SHORT TASK –
Set the data down again, exactly as it reads, but without the pictures.

----------

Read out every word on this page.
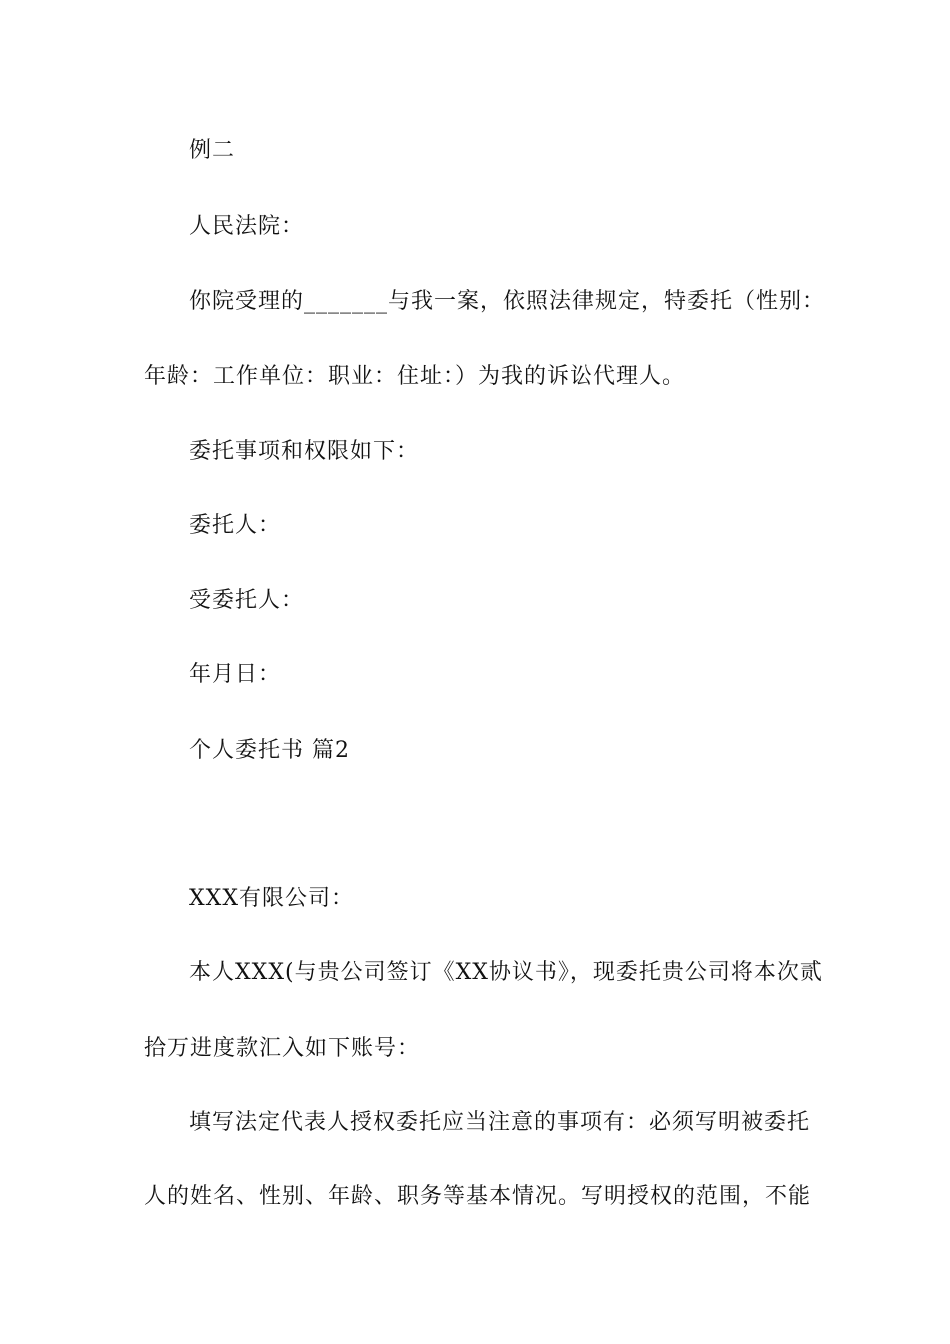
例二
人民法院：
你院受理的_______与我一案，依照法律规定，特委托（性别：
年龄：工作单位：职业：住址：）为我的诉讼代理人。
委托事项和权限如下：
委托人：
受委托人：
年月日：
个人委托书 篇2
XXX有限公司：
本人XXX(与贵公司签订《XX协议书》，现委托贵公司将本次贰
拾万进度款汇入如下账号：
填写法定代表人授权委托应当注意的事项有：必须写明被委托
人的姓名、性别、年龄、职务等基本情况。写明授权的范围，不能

----------

WORKED ANSWER –
Read out every word on this page.
例二
人民法院：
你院受理的_______与我一案，依照法律规定，特委托（性别：
年龄：工作单位：职业：住址：）为我的诉讼代理人。
委托事项和权限如下：
委托人：
受委托人：
年月日：
个人委托书 篇2
XXX有限公司：
本人XXX(与贵公司签订《XX协议书》，现委托贵公司将本次贰
拾万进度款汇入如下账号：
填写法定代表人授权委托应当注意的事项有：必须写明被委托
人的姓名、性别、年龄、职务等基本情况。写明授权的范围，不能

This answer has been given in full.